→ **What is required**: Output every record below exactly as it appears.

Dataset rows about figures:
-- -- --

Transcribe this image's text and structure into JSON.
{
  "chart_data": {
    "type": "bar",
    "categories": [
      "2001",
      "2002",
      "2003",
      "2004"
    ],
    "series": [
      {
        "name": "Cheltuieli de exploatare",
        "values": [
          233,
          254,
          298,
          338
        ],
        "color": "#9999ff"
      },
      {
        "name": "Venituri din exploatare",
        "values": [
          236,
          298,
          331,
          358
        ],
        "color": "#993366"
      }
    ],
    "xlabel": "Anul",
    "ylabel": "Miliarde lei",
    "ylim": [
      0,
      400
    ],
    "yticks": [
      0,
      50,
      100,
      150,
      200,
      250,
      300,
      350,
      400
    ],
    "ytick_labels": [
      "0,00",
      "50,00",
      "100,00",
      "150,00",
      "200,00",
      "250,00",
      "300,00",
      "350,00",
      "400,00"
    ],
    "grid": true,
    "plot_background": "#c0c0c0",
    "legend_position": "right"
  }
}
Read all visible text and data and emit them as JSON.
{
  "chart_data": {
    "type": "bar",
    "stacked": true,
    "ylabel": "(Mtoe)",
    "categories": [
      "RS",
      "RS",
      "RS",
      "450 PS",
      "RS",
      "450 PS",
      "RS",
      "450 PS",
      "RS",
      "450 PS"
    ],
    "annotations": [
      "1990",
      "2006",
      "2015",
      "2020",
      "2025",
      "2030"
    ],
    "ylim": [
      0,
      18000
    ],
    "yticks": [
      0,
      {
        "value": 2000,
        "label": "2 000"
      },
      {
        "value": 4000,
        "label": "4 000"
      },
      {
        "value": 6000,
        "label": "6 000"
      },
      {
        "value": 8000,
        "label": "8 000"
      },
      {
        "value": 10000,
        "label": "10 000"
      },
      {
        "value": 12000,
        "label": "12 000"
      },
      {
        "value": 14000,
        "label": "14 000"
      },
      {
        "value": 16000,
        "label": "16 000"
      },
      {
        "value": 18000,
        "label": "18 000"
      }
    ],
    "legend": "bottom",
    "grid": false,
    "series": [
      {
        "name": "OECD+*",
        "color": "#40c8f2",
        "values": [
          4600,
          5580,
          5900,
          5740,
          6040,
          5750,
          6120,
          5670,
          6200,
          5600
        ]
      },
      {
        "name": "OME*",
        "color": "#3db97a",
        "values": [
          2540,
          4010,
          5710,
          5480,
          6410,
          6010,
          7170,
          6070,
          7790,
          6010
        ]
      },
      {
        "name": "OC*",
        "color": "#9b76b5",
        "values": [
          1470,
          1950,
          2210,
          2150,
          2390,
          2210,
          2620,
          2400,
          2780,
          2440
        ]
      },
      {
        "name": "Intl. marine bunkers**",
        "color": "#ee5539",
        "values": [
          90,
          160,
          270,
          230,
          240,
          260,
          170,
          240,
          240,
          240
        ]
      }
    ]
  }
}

-- -- --

→ **Response for this exercise**:
Transcribe this image's text and structure into JSON.
{
  "chart_data": {
    "type": "bar",
    "categories": [
      "2001",
      "2002",
      "2003",
      "2004"
    ],
    "series": [
      {
        "name": "Cheltuieli de exploatare",
        "values": [
          233,
          254,
          298,
          338
        ],
        "color": "#9999ff"
      },
      {
        "name": "Venituri din exploatare",
        "values": [
          236,
          298,
          331,
          358
        ],
        "color": "#993366"
      }
    ],
    "xlabel": "Anul",
    "ylabel": "Miliarde lei",
    "ylim": [
      0,
      400
    ],
    "yticks": [
      0,
      50,
      100,
      150,
      200,
      250,
      300,
      350,
      400
    ],
    "ytick_labels": [
      "0,00",
      "50,00",
      "100,00",
      "150,00",
      "200,00",
      "250,00",
      "300,00",
      "350,00",
      "400,00"
    ],
    "grid": true,
    "plot_background": "#c0c0c0",
    "legend_position": "right"
  }
}
Read all visible text and data and emit them as JSON.
{
  "chart_data": {
    "type": "bar",
    "stacked": true,
    "ylabel": "(Mtoe)",
    "categories": [
      "RS",
      "RS",
      "RS",
      "450 PS",
      "RS",
      "450 PS",
      "RS",
      "450 PS",
      "RS",
      "450 PS"
    ],
    "annotations": [
      "1990",
      "2006",
      "2015",
      "2020",
      "2025",
      "2030"
    ],
    "ylim": [
      0,
      18000
    ],
    "yticks": [
      0,
      {
        "value": 2000,
        "label": "2 000"
      },
      {
        "value": 4000,
        "label": "4 000"
      },
      {
        "value": 6000,
        "label": "6 000"
      },
      {
        "value": 8000,
        "label": "8 000"
      },
      {
        "value": 10000,
        "label": "10 000"
      },
      {
        "value": 12000,
        "label": "12 000"
      },
      {
        "value": 14000,
        "label": "14 000"
      },
      {
        "value": 16000,
        "label": "16 000"
      },
      {
        "value": 18000,
        "label": "18 000"
      }
    ],
    "legend": "bottom",
    "grid": false,
    "series": [
      {
        "name": "OECD+*",
        "color": "#40c8f2",
        "values": [
          4600,
          5580,
          5900,
          5740,
          6040,
          5750,
          6120,
          5670,
          6200,
          5600
        ]
      },
      {
        "name": "OME*",
        "color": "#3db97a",
        "values": [
          2540,
          4010,
          5710,
          5480,
          6410,
          6010,
          7170,
          6070,
          7790,
          6010
        ]
      },
      {
        "name": "OC*",
        "color": "#9b76b5",
        "values": [
          1470,
          1950,
          2210,
          2150,
          2390,
          2210,
          2620,
          2400,
          2780,
          2440
        ]
      },
      {
        "name": "Intl. marine bunkers**",
        "color": "#ee5539",
        "values": [
          90,
          160,
          270,
          230,
          240,
          260,
          170,
          240,
          240,
          240
        ]
      }
    ]
  }
}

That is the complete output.